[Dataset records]

********************

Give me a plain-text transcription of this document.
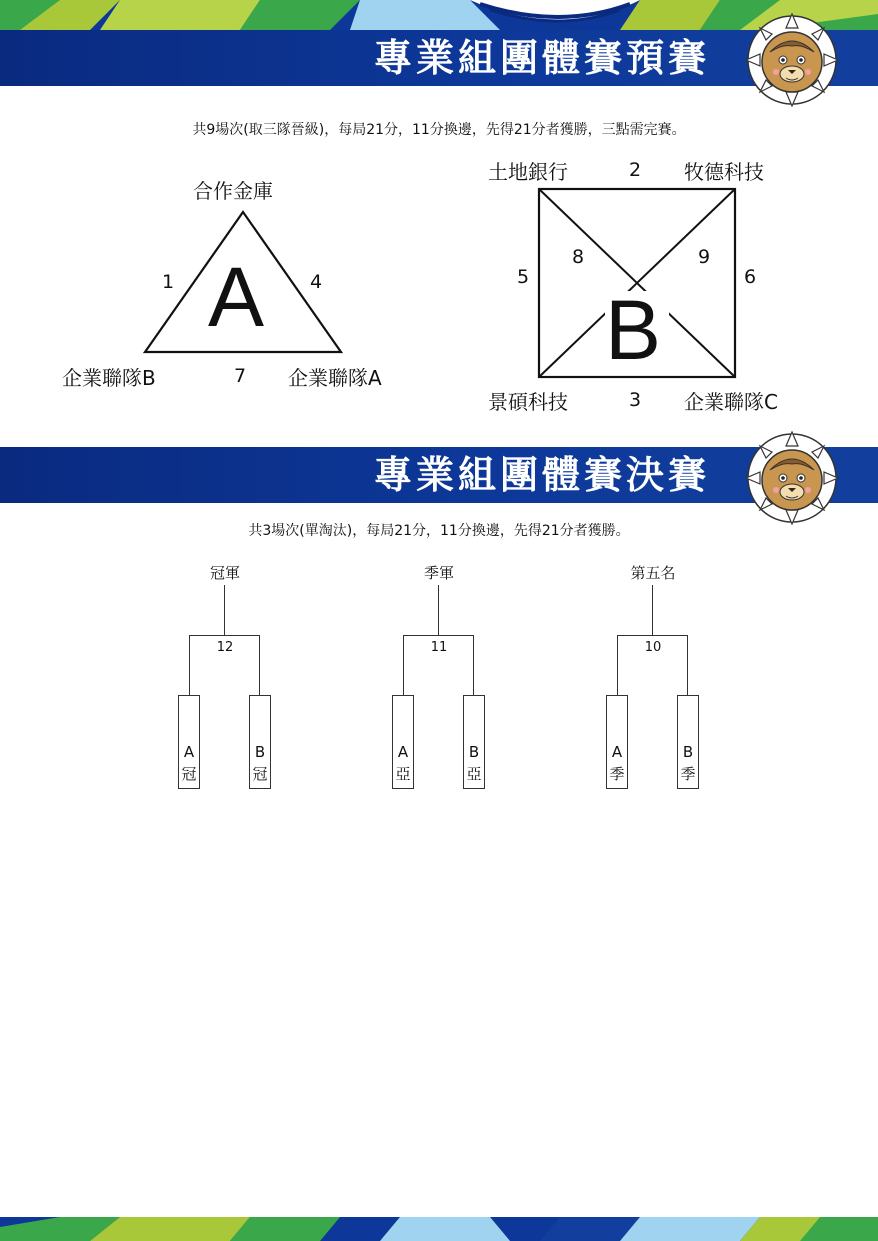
專業組團體賽預賽
共9場次(取三隊晉級)，每局21分，11分換邊，先得21分者獲勝，三點需完賽。
A
合作金庫
企業聯隊B	企業聯隊A
1	4
7	B
土地銀行	牧德科技
景碩科技	企業聯隊C
2
3
5	6
8	9
專業組團體賽決賽
共3場次(單淘汰)，每局21分，11分換邊，先得21分者獲勝。
冠軍
12
A
冠
B
冠
季軍
11
A
亞
B
亞
第五名
10
A
季
B
季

********************

_The problem:_
Quote the material word for word, dropping any images it holds.

_Finished task:_
Give me a plain-text transcription of this document.
專業組團體賽預賽
共9場次(取三隊晉級)，每局21分，11分換邊，先得21分者獲勝，三點需完賽。
A
合作金庫
企業聯隊B	企業聯隊A
1	4
7	B
土地銀行	牧德科技
景碩科技	企業聯隊C
2
3
5	6
8	9
專業組團體賽決賽
共3場次(單淘汰)，每局21分，11分換邊，先得21分者獲勝。
冠軍
12
A
冠
B
冠
季軍
11
A
亞
B
亞
第五名
10
A
季
B
季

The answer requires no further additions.